» **Information shown**
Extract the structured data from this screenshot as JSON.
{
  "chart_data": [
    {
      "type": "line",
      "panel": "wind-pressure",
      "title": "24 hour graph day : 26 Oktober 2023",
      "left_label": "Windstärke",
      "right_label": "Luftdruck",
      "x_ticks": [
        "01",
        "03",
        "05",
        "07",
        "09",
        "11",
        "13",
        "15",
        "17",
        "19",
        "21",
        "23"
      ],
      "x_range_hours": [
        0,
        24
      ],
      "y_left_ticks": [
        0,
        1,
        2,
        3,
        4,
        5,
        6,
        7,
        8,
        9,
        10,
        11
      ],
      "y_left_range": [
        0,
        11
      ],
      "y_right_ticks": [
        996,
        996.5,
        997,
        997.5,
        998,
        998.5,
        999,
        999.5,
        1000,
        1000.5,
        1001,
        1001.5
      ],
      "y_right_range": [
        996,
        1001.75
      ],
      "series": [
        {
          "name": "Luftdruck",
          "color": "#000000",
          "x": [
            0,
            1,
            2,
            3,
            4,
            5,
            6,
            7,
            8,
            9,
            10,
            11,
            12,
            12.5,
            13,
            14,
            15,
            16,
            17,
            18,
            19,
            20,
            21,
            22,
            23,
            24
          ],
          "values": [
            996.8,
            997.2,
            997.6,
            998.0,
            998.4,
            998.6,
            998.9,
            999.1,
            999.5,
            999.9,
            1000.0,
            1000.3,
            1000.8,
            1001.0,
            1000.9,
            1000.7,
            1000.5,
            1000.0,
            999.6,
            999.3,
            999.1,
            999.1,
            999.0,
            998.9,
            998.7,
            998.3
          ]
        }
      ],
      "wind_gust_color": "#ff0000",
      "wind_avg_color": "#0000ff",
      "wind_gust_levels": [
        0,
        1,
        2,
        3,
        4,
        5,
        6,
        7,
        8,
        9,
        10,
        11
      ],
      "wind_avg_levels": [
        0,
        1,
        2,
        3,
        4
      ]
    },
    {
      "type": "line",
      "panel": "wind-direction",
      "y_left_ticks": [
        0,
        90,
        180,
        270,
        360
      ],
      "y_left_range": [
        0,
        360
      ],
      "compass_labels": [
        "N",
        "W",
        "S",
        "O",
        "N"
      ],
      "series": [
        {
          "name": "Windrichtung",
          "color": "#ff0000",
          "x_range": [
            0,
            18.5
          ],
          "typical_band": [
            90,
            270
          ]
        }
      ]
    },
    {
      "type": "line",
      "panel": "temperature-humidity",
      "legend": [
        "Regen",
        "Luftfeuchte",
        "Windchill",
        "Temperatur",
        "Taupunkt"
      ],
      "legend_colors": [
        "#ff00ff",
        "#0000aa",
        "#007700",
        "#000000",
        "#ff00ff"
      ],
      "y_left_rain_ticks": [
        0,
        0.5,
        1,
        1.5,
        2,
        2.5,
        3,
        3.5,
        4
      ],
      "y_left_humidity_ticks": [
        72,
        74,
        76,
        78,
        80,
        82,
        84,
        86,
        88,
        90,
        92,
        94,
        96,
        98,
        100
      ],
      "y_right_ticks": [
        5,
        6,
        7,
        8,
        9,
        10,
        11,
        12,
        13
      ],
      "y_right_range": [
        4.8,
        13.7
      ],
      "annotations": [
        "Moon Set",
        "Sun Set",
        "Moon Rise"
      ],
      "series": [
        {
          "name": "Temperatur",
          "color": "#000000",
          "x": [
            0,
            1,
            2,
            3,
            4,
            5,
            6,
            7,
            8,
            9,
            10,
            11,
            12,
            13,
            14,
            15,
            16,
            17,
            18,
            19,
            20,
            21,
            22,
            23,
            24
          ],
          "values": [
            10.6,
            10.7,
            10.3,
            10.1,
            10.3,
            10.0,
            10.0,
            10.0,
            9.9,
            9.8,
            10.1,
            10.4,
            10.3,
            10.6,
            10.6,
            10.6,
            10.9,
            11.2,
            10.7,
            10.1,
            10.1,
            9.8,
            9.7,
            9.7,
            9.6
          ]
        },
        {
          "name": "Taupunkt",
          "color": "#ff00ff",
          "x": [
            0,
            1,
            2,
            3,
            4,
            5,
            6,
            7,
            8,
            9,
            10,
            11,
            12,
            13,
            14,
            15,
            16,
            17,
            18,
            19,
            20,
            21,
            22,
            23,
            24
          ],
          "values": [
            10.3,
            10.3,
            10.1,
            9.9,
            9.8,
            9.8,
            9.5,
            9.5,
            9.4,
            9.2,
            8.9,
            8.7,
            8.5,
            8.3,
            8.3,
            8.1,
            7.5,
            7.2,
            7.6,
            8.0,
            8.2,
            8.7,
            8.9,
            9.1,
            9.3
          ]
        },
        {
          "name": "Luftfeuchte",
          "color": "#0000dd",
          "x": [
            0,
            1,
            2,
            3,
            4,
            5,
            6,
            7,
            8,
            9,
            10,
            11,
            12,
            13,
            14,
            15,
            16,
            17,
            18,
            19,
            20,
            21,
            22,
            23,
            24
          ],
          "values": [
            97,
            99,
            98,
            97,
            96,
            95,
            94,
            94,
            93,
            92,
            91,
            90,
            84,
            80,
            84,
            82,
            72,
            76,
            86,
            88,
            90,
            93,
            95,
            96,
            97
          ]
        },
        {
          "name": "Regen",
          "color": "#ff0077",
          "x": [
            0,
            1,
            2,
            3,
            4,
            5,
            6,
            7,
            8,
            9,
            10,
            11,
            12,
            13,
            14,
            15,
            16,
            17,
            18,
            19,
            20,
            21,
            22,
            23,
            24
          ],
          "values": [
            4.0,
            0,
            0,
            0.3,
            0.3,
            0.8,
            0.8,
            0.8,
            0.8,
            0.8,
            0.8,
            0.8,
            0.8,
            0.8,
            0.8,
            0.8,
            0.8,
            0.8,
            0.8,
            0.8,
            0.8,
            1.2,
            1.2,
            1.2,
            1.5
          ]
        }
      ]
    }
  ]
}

» **Instructions to follow**
Lines that include the word "name" are to be extracted from the data above.

» **Correct response**
          "name": "Luftdruck",
          "name": "Windrichtung",
          "name": "Temperatur",
          "name": "Taupunkt",
          "name": "Luftfeuchte",
          "name": "Regen",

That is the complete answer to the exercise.